Records for the exercise:
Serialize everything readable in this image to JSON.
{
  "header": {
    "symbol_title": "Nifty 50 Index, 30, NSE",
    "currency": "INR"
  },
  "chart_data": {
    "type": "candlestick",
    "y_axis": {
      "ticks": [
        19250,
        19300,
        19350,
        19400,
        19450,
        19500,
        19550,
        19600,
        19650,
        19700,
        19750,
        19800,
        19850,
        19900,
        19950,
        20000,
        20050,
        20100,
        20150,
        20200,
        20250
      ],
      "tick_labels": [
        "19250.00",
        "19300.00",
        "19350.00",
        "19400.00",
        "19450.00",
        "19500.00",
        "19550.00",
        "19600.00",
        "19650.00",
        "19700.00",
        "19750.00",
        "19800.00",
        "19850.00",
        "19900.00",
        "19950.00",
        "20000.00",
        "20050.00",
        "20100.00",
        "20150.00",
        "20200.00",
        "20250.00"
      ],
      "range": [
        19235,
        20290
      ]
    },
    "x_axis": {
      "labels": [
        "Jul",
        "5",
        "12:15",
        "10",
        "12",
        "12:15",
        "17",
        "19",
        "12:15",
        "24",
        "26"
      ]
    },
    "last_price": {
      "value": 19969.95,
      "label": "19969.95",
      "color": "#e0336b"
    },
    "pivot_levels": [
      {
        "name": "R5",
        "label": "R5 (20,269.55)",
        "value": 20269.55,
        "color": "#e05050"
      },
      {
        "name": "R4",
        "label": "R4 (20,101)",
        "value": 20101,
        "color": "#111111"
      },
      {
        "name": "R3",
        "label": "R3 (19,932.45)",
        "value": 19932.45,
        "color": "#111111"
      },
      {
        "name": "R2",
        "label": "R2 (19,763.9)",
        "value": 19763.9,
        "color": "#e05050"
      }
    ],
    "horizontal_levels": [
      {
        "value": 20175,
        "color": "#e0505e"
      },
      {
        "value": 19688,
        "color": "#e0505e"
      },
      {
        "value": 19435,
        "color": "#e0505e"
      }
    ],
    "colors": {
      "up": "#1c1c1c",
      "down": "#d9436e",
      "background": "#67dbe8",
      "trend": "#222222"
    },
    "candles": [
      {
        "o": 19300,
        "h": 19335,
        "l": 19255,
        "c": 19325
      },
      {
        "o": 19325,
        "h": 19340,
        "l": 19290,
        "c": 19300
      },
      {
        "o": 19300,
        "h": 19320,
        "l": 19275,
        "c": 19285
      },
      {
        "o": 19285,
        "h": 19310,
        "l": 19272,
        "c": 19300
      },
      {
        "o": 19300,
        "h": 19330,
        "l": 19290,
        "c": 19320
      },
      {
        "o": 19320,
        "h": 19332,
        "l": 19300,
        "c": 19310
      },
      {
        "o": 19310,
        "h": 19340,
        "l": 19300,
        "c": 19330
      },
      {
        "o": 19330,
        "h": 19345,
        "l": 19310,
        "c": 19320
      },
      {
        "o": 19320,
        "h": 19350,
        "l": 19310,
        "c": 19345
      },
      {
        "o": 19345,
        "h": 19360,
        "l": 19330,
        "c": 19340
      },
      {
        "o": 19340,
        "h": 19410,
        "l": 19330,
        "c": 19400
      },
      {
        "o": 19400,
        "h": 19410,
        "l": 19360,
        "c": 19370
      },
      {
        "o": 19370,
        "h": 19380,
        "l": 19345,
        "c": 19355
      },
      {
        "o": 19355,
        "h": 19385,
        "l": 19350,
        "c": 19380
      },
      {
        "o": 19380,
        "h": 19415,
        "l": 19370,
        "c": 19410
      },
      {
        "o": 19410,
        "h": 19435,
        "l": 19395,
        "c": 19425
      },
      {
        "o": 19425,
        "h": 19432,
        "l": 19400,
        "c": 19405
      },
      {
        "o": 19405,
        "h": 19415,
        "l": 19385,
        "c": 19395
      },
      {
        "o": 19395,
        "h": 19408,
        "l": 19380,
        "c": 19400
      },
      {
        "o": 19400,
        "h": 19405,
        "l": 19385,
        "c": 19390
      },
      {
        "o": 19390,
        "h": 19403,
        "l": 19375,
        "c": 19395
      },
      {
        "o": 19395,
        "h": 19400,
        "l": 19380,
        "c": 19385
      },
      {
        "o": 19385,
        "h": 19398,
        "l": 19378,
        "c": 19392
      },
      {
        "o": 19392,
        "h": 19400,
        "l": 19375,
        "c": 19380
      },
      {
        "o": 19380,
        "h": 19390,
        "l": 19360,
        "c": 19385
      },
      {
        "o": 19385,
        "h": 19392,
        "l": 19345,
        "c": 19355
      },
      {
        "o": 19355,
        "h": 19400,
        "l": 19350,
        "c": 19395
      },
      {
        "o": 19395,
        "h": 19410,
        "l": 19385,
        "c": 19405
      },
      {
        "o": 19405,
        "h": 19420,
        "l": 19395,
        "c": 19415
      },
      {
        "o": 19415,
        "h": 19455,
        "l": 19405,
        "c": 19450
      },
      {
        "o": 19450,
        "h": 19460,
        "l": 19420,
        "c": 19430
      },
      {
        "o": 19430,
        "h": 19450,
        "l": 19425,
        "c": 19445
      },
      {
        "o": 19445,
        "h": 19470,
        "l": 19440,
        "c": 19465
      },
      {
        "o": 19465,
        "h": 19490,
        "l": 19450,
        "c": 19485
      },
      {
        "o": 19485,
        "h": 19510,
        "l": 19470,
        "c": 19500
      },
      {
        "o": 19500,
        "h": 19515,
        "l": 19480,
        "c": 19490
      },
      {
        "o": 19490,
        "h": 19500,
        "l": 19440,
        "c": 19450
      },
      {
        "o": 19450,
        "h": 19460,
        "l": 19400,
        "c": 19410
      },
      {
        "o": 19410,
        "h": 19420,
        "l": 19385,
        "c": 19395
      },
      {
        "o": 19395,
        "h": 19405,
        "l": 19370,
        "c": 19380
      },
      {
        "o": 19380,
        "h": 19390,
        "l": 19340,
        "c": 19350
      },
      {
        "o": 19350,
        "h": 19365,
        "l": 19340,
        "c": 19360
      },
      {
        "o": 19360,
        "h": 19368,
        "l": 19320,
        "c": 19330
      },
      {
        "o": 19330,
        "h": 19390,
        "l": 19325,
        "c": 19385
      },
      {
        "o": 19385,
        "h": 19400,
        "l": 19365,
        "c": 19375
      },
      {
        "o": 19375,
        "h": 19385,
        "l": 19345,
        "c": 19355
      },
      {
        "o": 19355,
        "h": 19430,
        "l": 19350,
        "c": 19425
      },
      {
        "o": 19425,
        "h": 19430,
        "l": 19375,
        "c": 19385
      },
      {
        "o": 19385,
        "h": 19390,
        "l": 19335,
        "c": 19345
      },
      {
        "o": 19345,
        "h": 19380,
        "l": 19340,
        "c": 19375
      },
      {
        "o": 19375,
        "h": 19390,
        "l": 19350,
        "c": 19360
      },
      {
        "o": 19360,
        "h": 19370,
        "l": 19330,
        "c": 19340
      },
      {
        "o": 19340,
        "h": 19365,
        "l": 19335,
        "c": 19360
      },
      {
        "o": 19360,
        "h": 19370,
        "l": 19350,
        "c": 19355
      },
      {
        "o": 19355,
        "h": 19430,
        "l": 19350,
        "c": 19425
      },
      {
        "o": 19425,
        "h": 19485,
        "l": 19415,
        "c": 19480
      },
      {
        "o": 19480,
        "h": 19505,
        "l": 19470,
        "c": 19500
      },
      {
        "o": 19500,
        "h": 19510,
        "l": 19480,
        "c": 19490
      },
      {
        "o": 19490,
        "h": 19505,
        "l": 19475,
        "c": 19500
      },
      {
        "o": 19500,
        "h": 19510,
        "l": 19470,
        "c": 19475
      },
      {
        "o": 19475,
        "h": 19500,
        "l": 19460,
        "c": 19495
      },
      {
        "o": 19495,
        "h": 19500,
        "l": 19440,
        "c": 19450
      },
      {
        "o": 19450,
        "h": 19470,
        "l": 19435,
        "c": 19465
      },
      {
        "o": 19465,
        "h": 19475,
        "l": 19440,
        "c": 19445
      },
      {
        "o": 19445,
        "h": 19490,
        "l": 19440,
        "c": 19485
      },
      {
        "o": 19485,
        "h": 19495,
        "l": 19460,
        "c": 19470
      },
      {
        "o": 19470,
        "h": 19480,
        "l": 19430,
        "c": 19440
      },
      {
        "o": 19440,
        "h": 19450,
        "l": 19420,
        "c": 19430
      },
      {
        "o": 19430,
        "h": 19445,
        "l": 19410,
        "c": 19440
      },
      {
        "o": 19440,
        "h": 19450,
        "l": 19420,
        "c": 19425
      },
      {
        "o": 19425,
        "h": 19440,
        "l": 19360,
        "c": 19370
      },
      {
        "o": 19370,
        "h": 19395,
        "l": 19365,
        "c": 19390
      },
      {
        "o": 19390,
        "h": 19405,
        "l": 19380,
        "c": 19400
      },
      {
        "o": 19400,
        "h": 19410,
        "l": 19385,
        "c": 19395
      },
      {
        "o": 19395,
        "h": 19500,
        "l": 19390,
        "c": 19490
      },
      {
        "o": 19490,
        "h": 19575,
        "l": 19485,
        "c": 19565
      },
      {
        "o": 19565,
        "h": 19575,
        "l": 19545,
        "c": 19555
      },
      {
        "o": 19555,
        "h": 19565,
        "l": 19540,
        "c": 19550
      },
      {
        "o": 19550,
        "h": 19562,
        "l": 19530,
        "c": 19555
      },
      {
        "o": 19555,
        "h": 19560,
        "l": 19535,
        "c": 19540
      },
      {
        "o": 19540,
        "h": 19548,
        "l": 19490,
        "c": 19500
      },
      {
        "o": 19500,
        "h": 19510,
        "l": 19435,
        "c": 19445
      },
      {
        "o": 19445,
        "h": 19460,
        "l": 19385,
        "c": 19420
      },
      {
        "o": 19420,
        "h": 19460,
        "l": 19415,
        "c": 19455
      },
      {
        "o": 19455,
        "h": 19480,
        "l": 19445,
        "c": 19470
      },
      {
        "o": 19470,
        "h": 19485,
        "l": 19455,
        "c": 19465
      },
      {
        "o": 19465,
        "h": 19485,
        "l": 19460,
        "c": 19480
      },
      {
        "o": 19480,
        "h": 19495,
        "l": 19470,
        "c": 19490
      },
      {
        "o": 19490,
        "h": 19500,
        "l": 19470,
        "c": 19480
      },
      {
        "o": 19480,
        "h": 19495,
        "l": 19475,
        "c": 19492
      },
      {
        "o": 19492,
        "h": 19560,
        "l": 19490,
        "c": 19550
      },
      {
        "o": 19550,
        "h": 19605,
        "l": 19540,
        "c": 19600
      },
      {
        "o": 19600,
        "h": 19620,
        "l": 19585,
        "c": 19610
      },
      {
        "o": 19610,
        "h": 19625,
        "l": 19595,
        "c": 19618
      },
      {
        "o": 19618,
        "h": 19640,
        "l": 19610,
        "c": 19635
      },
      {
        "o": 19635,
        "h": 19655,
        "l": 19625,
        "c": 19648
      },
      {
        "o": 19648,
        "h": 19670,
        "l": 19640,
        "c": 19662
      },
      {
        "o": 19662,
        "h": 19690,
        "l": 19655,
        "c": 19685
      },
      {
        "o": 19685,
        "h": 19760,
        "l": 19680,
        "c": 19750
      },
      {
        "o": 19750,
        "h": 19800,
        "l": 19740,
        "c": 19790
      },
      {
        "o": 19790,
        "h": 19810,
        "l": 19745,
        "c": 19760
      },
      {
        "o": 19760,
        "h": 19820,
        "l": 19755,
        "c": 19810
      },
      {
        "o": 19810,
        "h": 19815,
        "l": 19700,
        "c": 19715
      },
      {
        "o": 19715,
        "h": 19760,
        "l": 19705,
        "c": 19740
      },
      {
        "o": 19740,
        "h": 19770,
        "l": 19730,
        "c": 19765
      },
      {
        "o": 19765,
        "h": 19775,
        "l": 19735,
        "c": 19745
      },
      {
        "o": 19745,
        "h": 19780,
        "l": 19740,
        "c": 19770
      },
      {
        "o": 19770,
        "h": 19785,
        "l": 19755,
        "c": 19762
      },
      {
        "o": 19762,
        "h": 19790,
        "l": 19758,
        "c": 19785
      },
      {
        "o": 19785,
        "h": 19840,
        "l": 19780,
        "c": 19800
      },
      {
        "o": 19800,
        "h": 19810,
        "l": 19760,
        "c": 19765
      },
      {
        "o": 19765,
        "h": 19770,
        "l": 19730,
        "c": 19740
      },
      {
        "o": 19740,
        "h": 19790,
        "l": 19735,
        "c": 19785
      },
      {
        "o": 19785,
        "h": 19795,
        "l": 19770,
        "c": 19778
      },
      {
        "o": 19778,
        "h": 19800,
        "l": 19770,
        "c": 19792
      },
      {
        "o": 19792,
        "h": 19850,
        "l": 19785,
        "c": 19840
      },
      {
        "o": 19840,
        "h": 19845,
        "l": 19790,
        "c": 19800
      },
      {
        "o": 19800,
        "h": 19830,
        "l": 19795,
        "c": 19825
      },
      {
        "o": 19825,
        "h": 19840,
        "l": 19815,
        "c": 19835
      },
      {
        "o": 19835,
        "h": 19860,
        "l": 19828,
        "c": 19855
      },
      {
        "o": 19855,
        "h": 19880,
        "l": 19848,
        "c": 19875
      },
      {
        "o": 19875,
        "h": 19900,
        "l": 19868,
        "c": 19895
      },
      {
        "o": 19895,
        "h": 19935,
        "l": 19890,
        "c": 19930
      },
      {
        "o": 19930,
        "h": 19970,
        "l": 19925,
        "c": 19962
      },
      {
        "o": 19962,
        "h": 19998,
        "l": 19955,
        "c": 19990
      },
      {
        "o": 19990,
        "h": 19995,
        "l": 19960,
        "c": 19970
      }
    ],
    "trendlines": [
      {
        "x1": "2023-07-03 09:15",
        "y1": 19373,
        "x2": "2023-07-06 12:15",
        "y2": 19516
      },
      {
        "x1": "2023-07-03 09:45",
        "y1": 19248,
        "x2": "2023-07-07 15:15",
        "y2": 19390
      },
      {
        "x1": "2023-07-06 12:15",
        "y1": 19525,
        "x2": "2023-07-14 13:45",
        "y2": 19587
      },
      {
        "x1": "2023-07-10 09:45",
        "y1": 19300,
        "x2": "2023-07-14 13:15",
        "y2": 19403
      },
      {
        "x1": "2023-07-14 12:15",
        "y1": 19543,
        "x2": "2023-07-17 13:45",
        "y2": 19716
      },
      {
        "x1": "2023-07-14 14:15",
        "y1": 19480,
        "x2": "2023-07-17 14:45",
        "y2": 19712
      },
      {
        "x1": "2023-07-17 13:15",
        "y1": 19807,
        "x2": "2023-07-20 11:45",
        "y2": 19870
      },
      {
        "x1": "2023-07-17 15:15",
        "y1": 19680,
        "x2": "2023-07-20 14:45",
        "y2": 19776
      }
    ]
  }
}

Job:
Pick out each line above that includes "value" and show it.

Full output:
      "value": 19969.95,
        "value": 20269.55,
        "value": 20101,
        "value": 19932.45,
        "value": 19763.9,
        "value": 20175,
        "value": 19688,
        "value": 19435,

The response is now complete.